> DIRECTIVE:
Copy down every line where the string "external" shows up.

╭─ MATERIAL PROVIDED

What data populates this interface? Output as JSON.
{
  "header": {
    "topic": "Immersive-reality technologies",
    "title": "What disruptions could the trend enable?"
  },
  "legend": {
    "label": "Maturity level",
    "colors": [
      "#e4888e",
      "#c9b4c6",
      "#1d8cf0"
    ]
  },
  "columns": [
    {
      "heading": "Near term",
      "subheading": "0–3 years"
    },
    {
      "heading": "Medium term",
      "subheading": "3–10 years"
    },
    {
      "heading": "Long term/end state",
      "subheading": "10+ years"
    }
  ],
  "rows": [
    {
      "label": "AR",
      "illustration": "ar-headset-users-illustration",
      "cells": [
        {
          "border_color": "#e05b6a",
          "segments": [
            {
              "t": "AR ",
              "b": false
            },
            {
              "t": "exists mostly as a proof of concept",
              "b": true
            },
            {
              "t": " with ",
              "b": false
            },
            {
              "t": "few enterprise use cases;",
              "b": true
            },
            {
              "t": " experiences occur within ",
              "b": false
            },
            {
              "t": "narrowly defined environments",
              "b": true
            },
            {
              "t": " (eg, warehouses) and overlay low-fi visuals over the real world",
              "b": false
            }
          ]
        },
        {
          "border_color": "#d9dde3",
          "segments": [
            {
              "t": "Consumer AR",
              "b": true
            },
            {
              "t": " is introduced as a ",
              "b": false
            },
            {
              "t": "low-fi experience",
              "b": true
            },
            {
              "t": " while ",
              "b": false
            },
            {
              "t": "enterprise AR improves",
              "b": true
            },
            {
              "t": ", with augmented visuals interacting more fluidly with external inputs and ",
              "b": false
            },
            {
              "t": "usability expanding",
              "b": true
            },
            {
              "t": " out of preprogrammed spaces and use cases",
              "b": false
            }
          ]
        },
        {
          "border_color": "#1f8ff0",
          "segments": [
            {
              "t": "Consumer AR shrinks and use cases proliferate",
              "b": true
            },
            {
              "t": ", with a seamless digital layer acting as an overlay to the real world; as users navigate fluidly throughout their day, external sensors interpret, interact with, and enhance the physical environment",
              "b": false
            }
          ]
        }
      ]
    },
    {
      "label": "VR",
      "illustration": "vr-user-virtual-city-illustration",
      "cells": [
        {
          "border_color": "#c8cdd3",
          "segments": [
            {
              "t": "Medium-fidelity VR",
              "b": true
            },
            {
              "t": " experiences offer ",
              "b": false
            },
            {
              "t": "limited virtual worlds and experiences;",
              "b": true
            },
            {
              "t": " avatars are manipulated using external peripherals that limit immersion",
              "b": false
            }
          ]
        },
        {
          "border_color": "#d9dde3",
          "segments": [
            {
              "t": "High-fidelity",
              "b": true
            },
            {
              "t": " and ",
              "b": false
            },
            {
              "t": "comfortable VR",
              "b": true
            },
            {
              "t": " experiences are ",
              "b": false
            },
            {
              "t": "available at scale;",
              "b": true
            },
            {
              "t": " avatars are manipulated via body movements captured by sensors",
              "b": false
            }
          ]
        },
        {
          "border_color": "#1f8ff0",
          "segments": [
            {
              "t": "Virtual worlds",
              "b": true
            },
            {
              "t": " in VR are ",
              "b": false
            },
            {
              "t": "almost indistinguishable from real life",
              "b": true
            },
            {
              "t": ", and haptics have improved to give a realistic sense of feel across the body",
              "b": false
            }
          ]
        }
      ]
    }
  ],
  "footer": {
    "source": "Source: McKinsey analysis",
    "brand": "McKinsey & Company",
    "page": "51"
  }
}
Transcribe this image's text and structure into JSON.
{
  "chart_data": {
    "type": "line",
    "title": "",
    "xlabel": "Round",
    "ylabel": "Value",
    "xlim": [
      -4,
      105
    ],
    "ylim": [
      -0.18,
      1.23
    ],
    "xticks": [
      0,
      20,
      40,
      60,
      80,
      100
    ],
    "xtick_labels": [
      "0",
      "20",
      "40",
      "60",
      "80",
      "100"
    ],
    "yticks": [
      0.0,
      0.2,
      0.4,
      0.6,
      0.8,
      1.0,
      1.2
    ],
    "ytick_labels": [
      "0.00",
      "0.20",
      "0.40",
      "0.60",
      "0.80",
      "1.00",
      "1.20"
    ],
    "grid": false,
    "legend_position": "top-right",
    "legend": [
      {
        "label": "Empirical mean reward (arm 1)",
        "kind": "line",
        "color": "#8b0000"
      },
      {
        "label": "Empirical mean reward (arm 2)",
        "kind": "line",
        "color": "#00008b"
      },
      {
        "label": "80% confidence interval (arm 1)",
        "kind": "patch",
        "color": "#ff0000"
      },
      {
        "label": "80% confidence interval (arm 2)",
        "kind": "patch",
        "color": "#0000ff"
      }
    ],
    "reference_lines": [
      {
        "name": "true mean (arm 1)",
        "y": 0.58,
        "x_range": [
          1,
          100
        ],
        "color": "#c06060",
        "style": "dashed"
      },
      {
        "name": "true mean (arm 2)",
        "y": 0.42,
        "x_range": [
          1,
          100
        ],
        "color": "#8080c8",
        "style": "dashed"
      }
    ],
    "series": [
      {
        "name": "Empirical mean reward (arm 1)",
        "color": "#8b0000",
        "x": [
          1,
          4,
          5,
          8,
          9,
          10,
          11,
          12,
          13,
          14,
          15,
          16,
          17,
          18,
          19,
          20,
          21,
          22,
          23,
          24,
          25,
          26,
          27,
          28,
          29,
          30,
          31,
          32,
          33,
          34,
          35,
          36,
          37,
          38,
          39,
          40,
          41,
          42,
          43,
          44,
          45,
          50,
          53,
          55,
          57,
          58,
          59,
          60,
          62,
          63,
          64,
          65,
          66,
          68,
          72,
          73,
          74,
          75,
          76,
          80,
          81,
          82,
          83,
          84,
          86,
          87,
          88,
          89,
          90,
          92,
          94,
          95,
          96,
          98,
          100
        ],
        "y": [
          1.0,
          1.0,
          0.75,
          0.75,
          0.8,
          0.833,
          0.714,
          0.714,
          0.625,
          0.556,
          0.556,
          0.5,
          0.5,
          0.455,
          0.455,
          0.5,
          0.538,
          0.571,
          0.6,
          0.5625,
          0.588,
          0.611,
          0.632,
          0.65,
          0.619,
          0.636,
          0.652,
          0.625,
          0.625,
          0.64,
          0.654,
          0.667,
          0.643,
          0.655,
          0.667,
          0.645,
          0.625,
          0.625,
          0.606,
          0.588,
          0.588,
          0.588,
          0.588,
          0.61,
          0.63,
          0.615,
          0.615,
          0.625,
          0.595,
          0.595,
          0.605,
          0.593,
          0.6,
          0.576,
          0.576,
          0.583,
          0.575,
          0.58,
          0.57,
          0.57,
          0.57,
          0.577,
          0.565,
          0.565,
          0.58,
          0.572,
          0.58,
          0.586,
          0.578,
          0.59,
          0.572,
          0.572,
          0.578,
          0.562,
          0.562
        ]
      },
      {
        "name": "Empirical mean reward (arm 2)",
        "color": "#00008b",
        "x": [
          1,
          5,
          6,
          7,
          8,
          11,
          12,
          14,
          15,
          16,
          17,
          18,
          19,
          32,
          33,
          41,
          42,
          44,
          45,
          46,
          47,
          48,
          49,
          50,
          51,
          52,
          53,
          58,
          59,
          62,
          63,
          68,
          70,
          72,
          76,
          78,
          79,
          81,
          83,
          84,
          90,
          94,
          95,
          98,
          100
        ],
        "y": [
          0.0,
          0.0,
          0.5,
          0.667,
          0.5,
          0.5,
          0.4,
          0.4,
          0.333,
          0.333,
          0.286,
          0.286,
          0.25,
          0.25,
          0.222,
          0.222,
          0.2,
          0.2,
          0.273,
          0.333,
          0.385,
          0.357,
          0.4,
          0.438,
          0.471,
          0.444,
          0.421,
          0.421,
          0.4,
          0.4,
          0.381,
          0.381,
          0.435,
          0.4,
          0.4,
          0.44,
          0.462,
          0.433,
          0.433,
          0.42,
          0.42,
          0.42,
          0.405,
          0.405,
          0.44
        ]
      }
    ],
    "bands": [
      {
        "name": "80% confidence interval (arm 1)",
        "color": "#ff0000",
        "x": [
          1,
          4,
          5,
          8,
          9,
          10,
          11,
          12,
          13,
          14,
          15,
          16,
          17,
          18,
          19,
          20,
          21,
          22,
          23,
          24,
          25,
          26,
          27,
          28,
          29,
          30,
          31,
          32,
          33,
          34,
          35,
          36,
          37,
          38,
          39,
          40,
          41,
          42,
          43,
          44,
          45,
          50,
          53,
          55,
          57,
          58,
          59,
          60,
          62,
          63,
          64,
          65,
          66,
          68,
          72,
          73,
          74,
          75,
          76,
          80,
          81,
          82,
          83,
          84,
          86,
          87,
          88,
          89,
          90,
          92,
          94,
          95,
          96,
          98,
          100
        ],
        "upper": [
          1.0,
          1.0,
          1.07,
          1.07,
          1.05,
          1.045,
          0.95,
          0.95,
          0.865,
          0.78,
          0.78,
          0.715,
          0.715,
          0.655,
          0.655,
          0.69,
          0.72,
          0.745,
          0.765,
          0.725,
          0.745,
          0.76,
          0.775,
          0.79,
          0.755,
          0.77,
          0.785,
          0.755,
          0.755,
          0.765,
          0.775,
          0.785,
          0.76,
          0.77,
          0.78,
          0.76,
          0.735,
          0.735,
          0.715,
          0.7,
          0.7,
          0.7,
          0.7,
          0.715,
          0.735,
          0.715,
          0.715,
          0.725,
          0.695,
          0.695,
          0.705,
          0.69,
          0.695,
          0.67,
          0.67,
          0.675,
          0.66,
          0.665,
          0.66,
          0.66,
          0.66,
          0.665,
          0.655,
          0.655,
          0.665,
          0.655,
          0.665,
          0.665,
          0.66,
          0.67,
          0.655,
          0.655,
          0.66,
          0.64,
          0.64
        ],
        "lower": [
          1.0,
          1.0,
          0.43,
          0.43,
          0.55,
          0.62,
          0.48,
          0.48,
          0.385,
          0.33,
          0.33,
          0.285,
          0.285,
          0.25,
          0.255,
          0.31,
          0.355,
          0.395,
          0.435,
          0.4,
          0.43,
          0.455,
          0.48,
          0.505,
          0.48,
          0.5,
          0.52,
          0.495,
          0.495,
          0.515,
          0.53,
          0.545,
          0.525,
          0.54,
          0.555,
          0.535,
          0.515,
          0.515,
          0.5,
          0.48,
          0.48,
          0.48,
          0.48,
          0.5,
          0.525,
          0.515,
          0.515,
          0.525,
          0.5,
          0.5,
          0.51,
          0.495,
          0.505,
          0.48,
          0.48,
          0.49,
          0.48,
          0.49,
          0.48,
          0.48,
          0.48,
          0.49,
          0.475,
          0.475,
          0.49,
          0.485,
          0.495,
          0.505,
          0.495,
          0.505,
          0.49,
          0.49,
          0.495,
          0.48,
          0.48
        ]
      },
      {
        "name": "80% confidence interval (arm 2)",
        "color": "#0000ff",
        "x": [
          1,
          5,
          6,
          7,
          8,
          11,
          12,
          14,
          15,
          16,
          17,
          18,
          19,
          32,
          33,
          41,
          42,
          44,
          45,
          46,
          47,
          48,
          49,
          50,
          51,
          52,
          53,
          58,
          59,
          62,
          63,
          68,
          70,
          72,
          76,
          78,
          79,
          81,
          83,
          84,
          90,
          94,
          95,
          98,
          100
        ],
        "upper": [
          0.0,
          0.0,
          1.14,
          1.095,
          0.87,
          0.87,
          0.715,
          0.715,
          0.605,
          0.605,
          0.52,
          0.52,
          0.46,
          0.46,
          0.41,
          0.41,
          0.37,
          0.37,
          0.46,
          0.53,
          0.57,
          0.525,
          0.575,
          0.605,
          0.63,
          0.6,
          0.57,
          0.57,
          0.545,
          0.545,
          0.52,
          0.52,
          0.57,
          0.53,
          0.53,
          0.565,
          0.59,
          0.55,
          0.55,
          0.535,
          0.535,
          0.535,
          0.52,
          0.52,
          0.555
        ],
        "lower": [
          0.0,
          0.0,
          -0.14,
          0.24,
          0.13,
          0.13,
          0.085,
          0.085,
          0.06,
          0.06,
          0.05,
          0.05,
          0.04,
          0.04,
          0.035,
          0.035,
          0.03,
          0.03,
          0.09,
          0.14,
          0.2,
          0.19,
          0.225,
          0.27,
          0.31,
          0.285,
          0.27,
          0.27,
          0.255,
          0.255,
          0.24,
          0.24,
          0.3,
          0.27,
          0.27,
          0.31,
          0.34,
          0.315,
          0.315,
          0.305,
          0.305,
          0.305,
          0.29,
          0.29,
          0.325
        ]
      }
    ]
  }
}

╰─

> ANSWER FOR THIS EXERCISE:
              "t": ", with augmented visuals interacting more fluidly with external inputs and ",
              "t": ", with a seamless digital layer acting as an overlay to the real world; as users navigate fluidly throughout their day, external sensors interpret, interact with, and enhance the physical environment",
              "t": " avatars are manipulated using external peripherals that limit immersion",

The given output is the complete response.